→ **TO BE DONE**
Reproduce each line bearing the word "молокомеров".

Saved entries:
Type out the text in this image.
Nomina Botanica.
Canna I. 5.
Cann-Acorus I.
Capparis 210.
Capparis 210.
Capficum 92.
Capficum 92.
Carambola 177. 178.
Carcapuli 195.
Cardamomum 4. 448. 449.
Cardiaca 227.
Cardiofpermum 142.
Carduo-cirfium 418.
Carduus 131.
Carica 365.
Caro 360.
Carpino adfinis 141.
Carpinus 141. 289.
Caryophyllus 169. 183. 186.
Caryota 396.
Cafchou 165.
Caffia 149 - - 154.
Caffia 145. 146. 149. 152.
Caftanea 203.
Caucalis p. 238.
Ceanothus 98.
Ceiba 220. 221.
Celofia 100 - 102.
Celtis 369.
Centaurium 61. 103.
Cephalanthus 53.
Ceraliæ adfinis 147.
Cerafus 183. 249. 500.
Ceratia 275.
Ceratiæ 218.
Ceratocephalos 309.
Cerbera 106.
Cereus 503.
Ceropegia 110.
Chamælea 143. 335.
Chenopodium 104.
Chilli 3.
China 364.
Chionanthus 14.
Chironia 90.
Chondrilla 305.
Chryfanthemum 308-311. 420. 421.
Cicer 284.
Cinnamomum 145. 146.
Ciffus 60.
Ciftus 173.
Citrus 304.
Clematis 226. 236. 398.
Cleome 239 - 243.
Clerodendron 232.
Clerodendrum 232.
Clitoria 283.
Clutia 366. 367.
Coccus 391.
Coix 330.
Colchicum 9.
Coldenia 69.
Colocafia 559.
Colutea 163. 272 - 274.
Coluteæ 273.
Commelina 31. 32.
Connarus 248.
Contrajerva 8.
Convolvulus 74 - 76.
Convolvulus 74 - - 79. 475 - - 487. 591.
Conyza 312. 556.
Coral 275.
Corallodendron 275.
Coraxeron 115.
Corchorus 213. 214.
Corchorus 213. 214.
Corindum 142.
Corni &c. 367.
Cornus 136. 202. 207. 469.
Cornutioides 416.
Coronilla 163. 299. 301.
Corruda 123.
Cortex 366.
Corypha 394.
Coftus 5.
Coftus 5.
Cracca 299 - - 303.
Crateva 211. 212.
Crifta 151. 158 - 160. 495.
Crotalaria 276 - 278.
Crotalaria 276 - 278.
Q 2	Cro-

* * *

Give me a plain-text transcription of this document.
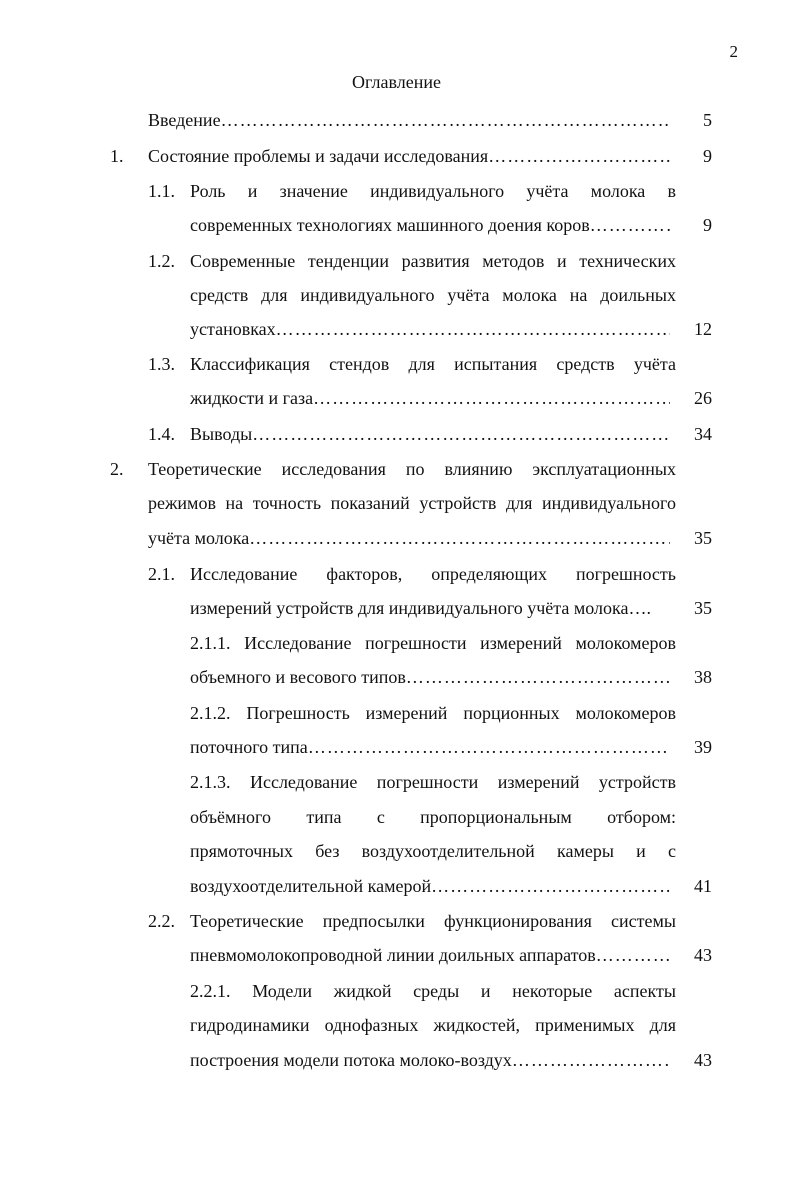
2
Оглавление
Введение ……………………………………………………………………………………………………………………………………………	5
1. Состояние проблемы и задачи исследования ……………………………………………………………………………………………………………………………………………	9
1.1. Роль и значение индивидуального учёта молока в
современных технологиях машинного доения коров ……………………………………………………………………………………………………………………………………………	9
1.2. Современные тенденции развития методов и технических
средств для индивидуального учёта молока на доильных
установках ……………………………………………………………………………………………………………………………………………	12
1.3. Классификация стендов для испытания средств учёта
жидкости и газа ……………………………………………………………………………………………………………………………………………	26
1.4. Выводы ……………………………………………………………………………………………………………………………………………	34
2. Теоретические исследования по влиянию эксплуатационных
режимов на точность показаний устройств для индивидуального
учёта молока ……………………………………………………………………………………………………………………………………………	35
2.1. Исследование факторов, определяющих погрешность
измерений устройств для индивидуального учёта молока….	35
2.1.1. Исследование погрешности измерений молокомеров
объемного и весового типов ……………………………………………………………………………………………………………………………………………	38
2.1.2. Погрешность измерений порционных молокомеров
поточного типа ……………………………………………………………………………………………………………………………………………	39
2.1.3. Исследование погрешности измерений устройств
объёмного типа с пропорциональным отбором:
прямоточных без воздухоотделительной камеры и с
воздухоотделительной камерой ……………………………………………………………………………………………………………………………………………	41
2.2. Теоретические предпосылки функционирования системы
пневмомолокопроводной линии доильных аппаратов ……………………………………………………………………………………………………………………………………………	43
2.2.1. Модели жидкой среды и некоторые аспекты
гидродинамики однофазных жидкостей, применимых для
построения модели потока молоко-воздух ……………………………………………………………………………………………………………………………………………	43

---

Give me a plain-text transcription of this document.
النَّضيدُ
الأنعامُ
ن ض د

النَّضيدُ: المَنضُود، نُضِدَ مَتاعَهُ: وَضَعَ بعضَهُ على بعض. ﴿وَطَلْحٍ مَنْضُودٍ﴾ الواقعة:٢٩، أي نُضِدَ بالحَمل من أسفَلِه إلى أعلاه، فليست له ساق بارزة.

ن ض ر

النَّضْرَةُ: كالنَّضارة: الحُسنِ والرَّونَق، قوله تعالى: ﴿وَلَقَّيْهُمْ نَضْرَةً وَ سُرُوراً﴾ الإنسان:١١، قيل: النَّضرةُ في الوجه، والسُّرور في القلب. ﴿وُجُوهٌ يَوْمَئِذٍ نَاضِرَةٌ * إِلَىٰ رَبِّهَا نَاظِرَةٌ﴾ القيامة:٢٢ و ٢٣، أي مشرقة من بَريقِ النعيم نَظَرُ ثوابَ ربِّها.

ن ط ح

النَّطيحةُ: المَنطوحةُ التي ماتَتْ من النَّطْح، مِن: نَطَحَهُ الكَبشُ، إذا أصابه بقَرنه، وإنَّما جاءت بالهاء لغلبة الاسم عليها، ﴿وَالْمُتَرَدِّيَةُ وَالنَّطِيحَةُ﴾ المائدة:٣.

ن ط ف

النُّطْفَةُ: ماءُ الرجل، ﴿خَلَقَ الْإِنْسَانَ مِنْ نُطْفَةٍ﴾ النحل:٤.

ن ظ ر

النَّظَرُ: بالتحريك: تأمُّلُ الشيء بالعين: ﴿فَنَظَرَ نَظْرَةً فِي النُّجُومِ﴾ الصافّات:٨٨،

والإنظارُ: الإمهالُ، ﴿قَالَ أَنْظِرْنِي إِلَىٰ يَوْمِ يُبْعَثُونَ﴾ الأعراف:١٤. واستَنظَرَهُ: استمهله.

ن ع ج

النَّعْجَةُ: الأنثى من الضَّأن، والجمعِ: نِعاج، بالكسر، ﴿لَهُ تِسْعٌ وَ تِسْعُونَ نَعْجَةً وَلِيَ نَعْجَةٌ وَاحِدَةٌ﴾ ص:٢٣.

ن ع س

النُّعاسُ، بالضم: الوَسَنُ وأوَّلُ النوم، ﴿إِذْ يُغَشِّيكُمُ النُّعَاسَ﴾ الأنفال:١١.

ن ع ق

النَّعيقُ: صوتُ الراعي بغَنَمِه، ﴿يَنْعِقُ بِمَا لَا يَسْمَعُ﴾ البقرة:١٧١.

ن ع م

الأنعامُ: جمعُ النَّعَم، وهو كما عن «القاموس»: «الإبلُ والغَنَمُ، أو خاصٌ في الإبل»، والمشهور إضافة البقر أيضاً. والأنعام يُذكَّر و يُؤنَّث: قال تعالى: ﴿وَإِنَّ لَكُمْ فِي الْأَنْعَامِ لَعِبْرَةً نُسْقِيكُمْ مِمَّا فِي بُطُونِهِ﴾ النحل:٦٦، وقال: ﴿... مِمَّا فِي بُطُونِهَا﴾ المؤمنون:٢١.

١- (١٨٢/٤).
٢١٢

→ **COMPLETED EXERCISE**
2.1.1. Исследование погрешности измерений молокомеров
2.1.2. Погрешность измерений порционных молокомеров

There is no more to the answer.